Set exercise -
Lines containing the word "source" should be extracted in full.

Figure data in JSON
───
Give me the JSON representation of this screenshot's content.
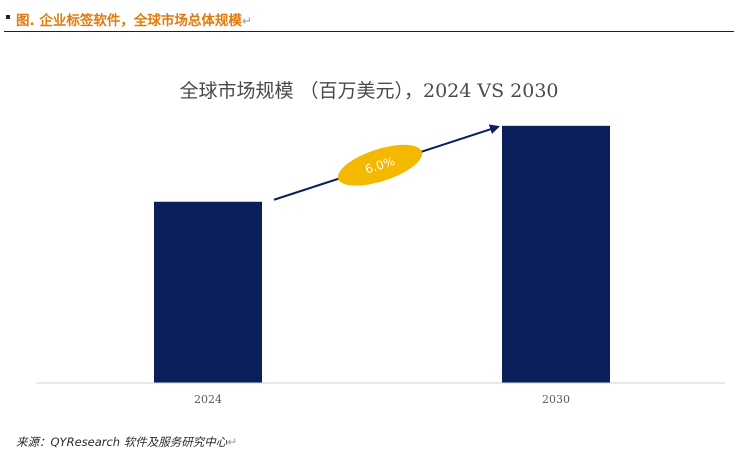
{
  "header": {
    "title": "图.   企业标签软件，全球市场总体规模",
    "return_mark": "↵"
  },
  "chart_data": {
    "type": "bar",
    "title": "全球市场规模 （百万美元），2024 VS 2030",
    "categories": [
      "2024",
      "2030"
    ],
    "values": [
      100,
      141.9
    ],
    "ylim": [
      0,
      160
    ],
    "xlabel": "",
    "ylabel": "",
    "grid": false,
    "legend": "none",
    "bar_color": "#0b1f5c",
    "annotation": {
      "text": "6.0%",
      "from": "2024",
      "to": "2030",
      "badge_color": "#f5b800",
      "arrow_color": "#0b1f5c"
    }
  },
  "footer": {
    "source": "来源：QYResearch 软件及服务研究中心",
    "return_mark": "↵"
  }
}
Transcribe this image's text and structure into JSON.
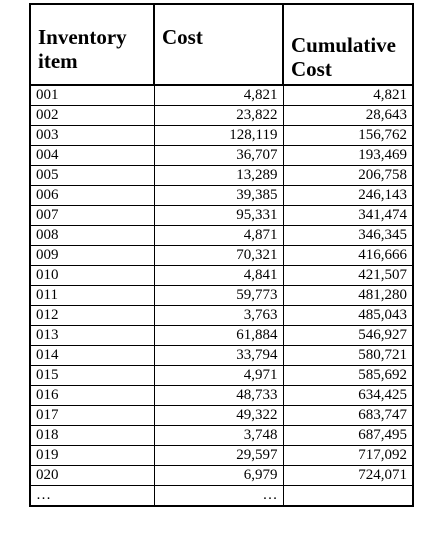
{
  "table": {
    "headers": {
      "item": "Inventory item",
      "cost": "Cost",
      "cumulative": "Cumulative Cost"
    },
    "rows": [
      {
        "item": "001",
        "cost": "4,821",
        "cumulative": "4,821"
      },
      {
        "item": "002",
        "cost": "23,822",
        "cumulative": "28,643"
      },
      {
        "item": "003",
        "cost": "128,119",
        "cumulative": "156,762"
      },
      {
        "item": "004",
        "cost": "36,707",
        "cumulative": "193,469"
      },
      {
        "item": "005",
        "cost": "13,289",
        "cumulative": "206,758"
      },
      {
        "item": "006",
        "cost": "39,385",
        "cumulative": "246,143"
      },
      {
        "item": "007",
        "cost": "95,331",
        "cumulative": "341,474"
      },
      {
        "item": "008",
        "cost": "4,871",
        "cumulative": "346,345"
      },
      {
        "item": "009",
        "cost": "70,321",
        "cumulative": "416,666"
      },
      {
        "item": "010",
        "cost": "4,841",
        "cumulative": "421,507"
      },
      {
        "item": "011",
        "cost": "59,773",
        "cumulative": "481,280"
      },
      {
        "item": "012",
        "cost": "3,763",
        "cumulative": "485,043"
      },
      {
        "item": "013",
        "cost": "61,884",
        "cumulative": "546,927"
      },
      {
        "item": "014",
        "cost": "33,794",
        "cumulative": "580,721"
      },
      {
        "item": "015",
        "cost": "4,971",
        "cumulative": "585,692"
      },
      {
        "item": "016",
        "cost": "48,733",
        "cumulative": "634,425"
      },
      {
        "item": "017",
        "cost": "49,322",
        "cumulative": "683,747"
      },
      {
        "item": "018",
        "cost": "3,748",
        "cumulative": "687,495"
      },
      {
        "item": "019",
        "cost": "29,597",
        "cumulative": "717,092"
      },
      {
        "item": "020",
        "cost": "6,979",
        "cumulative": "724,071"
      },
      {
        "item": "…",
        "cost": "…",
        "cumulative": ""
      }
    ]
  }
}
───
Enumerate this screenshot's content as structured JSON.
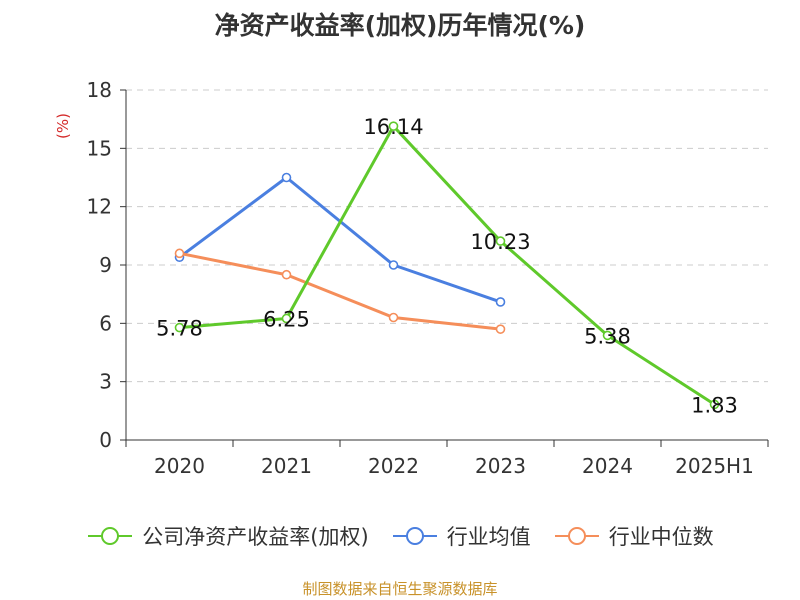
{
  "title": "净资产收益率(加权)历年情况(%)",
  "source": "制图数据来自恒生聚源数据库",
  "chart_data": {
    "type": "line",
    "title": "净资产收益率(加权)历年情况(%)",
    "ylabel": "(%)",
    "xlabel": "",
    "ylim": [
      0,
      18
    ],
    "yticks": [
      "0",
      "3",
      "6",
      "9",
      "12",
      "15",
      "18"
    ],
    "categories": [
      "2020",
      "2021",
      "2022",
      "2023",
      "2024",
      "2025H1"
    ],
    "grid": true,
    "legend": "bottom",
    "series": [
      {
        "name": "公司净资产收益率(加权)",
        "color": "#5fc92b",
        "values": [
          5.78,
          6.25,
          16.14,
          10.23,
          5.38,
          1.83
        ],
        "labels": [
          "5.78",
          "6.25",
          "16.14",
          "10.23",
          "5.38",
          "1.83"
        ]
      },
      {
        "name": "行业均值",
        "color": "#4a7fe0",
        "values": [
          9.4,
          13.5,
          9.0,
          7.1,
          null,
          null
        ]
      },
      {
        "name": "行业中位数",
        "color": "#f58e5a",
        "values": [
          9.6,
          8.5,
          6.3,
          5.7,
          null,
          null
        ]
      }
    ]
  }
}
───
The reply -
    "source": "来源：QYResearch 软件及服务研究中心",
  "source": "制图数据来自恒生聚源数据库",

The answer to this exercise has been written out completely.